§ **DIRECTION**
Read the records and write them out again exactly.

----- DATA EXCERPTS

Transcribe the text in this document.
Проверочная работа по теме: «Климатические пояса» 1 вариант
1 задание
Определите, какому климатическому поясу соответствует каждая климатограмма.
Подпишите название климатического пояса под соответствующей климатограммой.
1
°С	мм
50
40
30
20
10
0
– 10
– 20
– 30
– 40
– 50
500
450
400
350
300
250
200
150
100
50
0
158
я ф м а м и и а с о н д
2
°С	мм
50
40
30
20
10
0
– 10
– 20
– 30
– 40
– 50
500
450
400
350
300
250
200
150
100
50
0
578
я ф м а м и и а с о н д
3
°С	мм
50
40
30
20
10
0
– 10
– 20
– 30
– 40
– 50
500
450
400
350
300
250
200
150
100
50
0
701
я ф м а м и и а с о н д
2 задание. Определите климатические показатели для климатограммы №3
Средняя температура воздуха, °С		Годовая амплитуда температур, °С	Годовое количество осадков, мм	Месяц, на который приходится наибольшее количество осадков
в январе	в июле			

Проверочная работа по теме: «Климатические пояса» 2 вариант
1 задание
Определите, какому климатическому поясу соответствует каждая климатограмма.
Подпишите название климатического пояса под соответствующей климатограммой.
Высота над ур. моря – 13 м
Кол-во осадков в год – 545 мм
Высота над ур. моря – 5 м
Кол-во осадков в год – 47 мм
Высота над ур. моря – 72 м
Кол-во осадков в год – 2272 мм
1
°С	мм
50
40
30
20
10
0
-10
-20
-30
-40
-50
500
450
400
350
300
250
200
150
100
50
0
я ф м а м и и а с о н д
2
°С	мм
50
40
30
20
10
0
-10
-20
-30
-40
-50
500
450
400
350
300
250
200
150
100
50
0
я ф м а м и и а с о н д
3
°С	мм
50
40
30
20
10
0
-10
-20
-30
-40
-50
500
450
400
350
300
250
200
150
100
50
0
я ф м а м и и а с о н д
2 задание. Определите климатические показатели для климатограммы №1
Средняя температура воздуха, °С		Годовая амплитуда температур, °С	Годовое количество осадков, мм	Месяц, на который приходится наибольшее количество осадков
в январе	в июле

----------

§ **WRITTEN ANSWER**
Transcribe the text in this document.
Проверочная работа по теме: «Климатические пояса» 1 вариант
1 задание
Определите, какому климатическому поясу соответствует каждая климатограмма.
Подпишите название климатического пояса под соответствующей климатограммой.
1
°С	мм
50
40
30
20
10
0
– 10
– 20
– 30
– 40
– 50
500
450
400
350
300
250
200
150
100
50
0
158
я ф м а м и и а с о н д
2
°С	мм
50
40
30
20
10
0
– 10
– 20
– 30
– 40
– 50
500
450
400
350
300
250
200
150
100
50
0
578
я ф м а м и и а с о н д
3
°С	мм
50
40
30
20
10
0
– 10
– 20
– 30
– 40
– 50
500
450
400
350
300
250
200
150
100
50
0
701
я ф м а м и и а с о н д
2 задание. Определите климатические показатели для климатограммы №3
Средняя температура воздуха, °С		Годовая амплитуда температур, °С	Годовое количество осадков, мм	Месяц, на который приходится наибольшее количество осадков
в январе	в июле			

Проверочная работа по теме: «Климатические пояса» 2 вариант
1 задание
Определите, какому климатическому поясу соответствует каждая климатограмма.
Подпишите название климатического пояса под соответствующей климатограммой.
Высота над ур. моря – 13 м
Кол-во осадков в год – 545 мм
Высота над ур. моря – 5 м
Кол-во осадков в год – 47 мм
Высота над ур. моря – 72 м
Кол-во осадков в год – 2272 мм
1
°С	мм
50
40
30
20
10
0
-10
-20
-30
-40
-50
500
450
400
350
300
250
200
150
100
50
0
я ф м а м и и а с о н д
2
°С	мм
50
40
30
20
10
0
-10
-20
-30
-40
-50
500
450
400
350
300
250
200
150
100
50
0
я ф м а м и и а с о н д
3
°С	мм
50
40
30
20
10
0
-10
-20
-30
-40
-50
500
450
400
350
300
250
200
150
100
50
0
я ф м а м и и а с о н д
2 задание. Определите климатические показатели для климатограммы №1
Средняя температура воздуха, °С		Годовая амплитуда температур, °С	Годовое количество осадков, мм	Месяц, на который приходится наибольшее количество осадков
в январе	в июле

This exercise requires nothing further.